**ENTRIES SUPPLIED**
■ ■ ■ ■ ■ ■ ■
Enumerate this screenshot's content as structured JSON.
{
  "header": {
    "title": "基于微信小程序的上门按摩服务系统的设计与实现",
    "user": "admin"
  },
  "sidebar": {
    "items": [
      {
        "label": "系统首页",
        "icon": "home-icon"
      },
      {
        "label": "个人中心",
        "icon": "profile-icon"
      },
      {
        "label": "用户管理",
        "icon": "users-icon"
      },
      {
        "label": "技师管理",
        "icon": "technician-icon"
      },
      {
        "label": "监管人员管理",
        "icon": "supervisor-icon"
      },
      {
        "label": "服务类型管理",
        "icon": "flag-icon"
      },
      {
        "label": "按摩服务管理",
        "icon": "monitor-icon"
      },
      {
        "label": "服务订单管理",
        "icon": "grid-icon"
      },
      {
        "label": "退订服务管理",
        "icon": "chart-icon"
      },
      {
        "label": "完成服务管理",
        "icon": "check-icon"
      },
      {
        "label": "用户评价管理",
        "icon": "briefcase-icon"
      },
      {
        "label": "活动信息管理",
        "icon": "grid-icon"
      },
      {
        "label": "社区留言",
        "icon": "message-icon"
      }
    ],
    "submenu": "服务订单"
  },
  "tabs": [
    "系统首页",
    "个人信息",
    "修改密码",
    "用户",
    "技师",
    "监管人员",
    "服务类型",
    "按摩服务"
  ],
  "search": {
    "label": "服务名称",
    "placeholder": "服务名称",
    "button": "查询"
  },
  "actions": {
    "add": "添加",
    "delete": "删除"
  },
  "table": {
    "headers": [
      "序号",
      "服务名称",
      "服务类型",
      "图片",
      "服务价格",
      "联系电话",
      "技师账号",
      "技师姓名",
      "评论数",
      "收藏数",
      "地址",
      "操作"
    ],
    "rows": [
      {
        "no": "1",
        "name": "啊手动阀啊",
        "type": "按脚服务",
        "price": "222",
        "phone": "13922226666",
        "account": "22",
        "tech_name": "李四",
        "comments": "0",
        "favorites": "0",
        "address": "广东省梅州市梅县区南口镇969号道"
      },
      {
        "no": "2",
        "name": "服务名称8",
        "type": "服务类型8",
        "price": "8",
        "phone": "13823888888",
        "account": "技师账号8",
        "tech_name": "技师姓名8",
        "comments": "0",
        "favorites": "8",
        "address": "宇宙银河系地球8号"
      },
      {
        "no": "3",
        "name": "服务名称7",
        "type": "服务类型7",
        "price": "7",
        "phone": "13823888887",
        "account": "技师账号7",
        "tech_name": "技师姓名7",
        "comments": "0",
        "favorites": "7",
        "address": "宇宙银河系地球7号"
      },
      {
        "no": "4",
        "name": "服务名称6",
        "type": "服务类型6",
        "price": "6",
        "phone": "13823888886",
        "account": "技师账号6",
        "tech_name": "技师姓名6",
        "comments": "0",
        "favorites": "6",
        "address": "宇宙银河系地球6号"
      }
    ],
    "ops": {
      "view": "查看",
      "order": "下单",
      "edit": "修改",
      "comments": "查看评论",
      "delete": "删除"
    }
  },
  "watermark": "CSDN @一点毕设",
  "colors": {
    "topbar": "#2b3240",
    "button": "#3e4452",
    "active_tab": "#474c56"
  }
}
■ ■ ■ ■ ■ ■ ■
**REQUIREMENTS**
Word for word, write out the data.

**EXPECTED ANSWER**
Enumerate this screenshot's content as structured JSON.
{
  "header": {
    "title": "基于微信小程序的上门按摩服务系统的设计与实现",
    "user": "admin"
  },
  "sidebar": {
    "items": [
      {
        "label": "系统首页",
        "icon": "home-icon"
      },
      {
        "label": "个人中心",
        "icon": "profile-icon"
      },
      {
        "label": "用户管理",
        "icon": "users-icon"
      },
      {
        "label": "技师管理",
        "icon": "technician-icon"
      },
      {
        "label": "监管人员管理",
        "icon": "supervisor-icon"
      },
      {
        "label": "服务类型管理",
        "icon": "flag-icon"
      },
      {
        "label": "按摩服务管理",
        "icon": "monitor-icon"
      },
      {
        "label": "服务订单管理",
        "icon": "grid-icon"
      },
      {
        "label": "退订服务管理",
        "icon": "chart-icon"
      },
      {
        "label": "完成服务管理",
        "icon": "check-icon"
      },
      {
        "label": "用户评价管理",
        "icon": "briefcase-icon"
      },
      {
        "label": "活动信息管理",
        "icon": "grid-icon"
      },
      {
        "label": "社区留言",
        "icon": "message-icon"
      }
    ],
    "submenu": "服务订单"
  },
  "tabs": [
    "系统首页",
    "个人信息",
    "修改密码",
    "用户",
    "技师",
    "监管人员",
    "服务类型",
    "按摩服务"
  ],
  "search": {
    "label": "服务名称",
    "placeholder": "服务名称",
    "button": "查询"
  },
  "actions": {
    "add": "添加",
    "delete": "删除"
  },
  "table": {
    "headers": [
      "序号",
      "服务名称",
      "服务类型",
      "图片",
      "服务价格",
      "联系电话",
      "技师账号",
      "技师姓名",
      "评论数",
      "收藏数",
      "地址",
      "操作"
    ],
    "rows": [
      {
        "no": "1",
        "name": "啊手动阀啊",
        "type": "按脚服务",
        "price": "222",
        "phone": "13922226666",
        "account": "22",
        "tech_name": "李四",
        "comments": "0",
        "favorites": "0",
        "address": "广东省梅州市梅县区南口镇969号道"
      },
      {
        "no": "2",
        "name": "服务名称8",
        "type": "服务类型8",
        "price": "8",
        "phone": "13823888888",
        "account": "技师账号8",
        "tech_name": "技师姓名8",
        "comments": "0",
        "favorites": "8",
        "address": "宇宙银河系地球8号"
      },
      {
        "no": "3",
        "name": "服务名称7",
        "type": "服务类型7",
        "price": "7",
        "phone": "13823888887",
        "account": "技师账号7",
        "tech_name": "技师姓名7",
        "comments": "0",
        "favorites": "7",
        "address": "宇宙银河系地球7号"
      },
      {
        "no": "4",
        "name": "服务名称6",
        "type": "服务类型6",
        "price": "6",
        "phone": "13823888886",
        "account": "技师账号6",
        "tech_name": "技师姓名6",
        "comments": "0",
        "favorites": "6",
        "address": "宇宙银河系地球6号"
      }
    ],
    "ops": {
      "view": "查看",
      "order": "下单",
      "edit": "修改",
      "comments": "查看评论",
      "delete": "删除"
    }
  },
  "watermark": "CSDN @一点毕设",
  "colors": {
    "topbar": "#2b3240",
    "button": "#3e4452",
    "active_tab": "#474c56"
  }
}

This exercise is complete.